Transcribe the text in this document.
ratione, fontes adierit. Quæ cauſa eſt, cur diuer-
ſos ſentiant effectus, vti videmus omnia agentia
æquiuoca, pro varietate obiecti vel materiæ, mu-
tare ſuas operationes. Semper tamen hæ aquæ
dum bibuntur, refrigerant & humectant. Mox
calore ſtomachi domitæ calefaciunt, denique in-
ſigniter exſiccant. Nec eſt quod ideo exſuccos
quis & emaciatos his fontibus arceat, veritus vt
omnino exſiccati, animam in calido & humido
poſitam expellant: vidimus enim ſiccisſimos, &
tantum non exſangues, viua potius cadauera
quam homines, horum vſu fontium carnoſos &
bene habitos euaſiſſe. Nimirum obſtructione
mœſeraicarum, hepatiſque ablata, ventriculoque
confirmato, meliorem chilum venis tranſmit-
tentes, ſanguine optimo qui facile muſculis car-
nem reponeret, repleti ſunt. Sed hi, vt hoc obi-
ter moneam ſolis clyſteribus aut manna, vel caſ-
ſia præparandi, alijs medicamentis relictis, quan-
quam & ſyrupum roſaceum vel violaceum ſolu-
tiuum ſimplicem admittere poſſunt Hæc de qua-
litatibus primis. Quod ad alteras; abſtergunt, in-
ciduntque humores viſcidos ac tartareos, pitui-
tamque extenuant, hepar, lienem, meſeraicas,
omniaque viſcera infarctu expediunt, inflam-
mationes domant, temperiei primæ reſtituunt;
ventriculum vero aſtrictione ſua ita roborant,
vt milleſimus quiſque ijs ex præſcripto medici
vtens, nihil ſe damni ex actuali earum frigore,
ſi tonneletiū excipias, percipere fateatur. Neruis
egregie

════════════════════

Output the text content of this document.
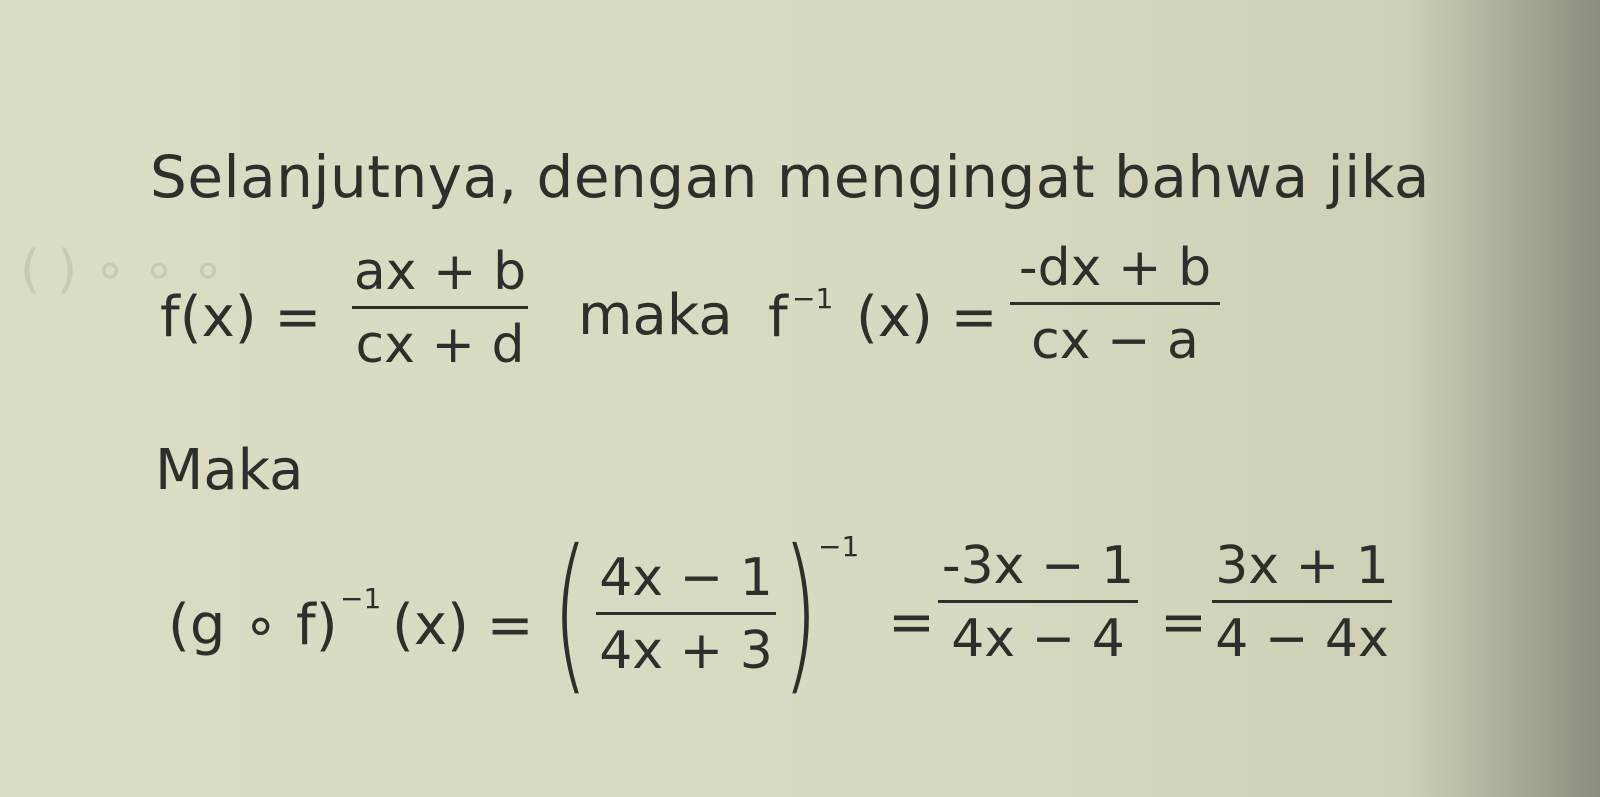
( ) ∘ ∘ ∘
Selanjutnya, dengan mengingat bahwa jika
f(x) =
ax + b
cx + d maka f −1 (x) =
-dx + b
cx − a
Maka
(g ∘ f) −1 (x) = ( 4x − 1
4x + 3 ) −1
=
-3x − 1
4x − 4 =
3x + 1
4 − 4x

════════════════════

Task prompt:
Check each line of these records for the string "text" and state only how many lines have it.

Response:
2